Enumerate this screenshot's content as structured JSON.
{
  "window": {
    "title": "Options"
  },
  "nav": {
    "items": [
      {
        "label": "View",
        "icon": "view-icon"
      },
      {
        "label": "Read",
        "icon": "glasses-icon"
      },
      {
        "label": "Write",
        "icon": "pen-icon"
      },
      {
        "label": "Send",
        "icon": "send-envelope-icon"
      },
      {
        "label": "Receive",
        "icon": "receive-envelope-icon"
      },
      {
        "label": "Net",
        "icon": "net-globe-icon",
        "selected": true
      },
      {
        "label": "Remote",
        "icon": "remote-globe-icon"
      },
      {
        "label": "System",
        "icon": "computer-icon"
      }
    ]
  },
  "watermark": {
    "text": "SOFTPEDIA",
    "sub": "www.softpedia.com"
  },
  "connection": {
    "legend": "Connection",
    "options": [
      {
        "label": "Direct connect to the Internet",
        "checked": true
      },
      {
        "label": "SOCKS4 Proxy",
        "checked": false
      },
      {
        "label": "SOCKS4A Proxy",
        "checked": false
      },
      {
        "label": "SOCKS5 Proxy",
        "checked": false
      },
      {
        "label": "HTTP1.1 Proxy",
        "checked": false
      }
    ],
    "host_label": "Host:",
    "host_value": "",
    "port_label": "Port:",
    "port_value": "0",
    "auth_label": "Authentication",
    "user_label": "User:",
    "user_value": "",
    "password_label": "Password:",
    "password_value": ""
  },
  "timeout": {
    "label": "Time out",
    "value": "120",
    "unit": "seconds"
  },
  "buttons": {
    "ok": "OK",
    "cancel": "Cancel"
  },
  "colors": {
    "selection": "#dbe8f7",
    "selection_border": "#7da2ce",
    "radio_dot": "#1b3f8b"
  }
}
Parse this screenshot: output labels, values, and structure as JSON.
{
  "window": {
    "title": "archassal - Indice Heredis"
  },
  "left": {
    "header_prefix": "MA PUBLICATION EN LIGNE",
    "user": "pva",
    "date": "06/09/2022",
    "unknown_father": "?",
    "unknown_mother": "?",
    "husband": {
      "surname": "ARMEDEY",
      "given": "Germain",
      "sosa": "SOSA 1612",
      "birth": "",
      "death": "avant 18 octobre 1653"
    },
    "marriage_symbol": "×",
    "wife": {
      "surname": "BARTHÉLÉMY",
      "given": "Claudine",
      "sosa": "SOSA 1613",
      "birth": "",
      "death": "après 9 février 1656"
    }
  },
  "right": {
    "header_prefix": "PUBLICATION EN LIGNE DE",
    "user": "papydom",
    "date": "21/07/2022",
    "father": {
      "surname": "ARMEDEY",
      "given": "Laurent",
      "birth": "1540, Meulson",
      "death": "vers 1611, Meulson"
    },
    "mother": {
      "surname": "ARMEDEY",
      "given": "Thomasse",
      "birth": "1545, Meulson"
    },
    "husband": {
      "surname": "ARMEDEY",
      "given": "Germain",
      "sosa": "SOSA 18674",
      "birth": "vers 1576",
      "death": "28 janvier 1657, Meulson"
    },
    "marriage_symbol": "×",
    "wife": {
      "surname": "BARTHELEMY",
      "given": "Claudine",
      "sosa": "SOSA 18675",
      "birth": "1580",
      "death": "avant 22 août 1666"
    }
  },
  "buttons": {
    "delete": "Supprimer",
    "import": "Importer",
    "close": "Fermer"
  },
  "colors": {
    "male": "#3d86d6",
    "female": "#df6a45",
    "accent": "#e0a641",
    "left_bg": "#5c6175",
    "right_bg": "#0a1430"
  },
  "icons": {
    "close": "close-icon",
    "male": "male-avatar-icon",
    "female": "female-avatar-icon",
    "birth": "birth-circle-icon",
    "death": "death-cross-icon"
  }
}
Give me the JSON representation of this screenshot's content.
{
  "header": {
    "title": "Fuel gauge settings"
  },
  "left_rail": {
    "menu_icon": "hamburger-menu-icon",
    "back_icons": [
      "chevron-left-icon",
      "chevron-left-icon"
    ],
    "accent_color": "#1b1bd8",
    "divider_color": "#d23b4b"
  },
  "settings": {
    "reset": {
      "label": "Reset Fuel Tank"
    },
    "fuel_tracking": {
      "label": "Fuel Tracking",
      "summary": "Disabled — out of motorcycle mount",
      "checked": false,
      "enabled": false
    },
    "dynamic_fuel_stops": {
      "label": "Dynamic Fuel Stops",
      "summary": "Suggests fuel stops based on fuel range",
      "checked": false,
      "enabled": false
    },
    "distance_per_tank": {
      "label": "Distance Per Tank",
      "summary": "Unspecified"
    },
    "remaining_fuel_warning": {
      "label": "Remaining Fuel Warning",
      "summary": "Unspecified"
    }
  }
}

+++

Set problem » Give only the number of lines in the entries that contain "sosa".

Solution for this problem » 4